◆ Written problem:
Duplicate the lines starting at the one containing "heatmap-cell xyxy=(316,402,324,409)" and ending at the one containing "heatmap-cell xyxy=(111,387,119,394)", both included, without changing a character.

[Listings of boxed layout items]
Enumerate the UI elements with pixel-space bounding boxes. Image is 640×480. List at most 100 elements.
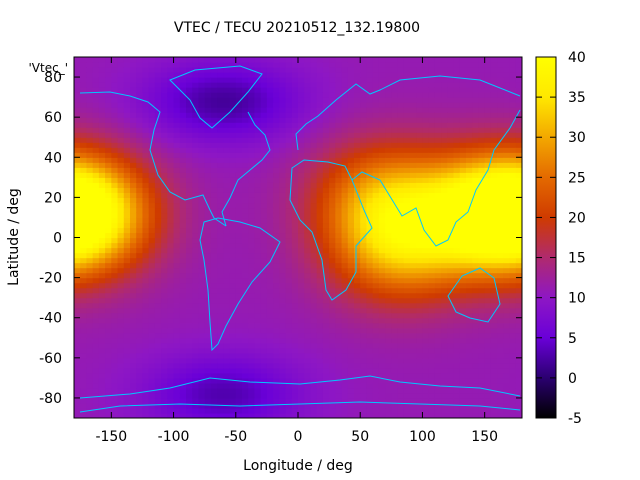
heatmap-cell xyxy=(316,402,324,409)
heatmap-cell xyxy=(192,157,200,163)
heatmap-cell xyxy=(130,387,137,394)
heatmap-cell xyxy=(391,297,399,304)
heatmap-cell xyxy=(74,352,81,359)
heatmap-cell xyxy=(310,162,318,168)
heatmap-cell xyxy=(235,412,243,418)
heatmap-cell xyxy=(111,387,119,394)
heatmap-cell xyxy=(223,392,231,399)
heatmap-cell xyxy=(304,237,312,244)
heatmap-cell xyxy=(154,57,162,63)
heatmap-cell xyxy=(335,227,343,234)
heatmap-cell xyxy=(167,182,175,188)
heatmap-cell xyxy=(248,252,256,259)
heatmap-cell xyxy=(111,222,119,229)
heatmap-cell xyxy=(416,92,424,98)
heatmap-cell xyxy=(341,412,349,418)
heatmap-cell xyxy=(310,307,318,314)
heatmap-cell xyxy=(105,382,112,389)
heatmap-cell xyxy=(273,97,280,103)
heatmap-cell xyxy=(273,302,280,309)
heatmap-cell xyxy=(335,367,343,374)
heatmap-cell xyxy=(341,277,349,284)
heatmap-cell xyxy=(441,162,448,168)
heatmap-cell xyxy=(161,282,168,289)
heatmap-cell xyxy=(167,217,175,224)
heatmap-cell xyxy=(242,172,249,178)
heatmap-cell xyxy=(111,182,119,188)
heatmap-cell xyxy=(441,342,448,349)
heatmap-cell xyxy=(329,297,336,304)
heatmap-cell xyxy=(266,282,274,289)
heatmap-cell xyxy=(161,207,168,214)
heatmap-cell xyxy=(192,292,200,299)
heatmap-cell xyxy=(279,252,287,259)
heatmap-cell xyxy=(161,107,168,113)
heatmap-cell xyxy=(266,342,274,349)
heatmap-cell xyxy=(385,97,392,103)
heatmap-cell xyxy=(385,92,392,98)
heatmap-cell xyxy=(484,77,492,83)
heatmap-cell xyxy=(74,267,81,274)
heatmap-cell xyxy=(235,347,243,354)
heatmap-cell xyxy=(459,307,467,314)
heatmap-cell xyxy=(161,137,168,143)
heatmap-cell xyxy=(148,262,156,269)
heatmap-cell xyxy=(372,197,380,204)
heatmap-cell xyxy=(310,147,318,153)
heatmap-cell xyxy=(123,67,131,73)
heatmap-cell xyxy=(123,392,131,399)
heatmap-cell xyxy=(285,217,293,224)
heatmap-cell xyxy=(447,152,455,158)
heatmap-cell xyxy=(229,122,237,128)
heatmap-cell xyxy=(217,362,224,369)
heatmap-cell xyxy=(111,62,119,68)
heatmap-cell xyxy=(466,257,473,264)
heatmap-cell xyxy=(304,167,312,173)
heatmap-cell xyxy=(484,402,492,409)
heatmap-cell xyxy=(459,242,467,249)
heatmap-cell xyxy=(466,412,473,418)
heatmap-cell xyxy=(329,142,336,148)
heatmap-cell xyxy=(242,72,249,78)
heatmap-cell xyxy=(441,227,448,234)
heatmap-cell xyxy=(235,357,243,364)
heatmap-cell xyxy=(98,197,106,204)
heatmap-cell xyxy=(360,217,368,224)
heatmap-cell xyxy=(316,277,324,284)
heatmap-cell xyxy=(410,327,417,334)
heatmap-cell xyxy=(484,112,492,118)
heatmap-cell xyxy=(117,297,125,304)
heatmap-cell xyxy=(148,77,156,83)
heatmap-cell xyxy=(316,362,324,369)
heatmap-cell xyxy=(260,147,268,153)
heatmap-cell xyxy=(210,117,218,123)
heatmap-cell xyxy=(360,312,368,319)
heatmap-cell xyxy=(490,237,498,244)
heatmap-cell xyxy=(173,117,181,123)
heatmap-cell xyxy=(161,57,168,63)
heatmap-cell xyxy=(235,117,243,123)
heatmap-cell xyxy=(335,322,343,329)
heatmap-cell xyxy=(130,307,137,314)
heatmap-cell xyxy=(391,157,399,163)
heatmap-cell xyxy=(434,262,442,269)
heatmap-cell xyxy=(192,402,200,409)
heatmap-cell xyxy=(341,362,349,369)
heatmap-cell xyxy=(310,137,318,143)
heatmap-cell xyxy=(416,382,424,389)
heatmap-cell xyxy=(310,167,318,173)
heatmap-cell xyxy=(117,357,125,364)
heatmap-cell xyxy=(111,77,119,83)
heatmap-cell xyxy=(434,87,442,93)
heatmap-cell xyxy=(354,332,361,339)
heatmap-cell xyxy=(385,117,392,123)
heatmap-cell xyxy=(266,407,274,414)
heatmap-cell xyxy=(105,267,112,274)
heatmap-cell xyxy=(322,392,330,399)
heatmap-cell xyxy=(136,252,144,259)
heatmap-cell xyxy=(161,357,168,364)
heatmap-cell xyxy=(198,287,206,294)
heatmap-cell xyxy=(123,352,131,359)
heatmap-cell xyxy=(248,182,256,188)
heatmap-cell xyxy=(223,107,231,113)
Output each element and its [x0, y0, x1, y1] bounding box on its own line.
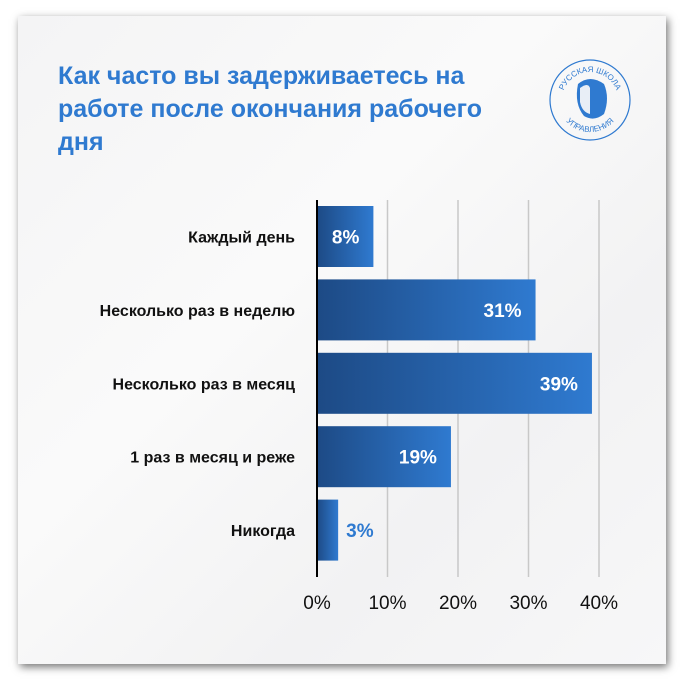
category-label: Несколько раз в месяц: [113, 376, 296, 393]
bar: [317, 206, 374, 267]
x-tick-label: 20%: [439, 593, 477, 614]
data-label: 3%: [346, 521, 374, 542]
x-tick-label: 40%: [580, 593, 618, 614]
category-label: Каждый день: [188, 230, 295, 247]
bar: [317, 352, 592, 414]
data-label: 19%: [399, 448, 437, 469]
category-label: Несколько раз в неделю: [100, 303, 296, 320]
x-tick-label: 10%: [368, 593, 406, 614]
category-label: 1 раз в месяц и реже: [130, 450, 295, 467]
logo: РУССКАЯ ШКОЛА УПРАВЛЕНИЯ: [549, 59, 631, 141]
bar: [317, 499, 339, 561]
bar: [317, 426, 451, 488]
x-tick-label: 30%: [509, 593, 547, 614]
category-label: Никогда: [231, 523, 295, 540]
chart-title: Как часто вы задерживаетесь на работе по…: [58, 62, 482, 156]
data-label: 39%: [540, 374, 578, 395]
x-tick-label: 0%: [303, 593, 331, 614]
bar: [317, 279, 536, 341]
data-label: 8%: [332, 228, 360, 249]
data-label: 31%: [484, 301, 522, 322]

◆ Output below:
heatmap-cell xyxy=(316,402,324,409)
heatmap-cell xyxy=(192,157,200,163)
heatmap-cell xyxy=(130,387,137,394)
heatmap-cell xyxy=(391,297,399,304)
heatmap-cell xyxy=(74,352,81,359)
heatmap-cell xyxy=(310,162,318,168)
heatmap-cell xyxy=(235,412,243,418)
heatmap-cell xyxy=(111,387,119,394)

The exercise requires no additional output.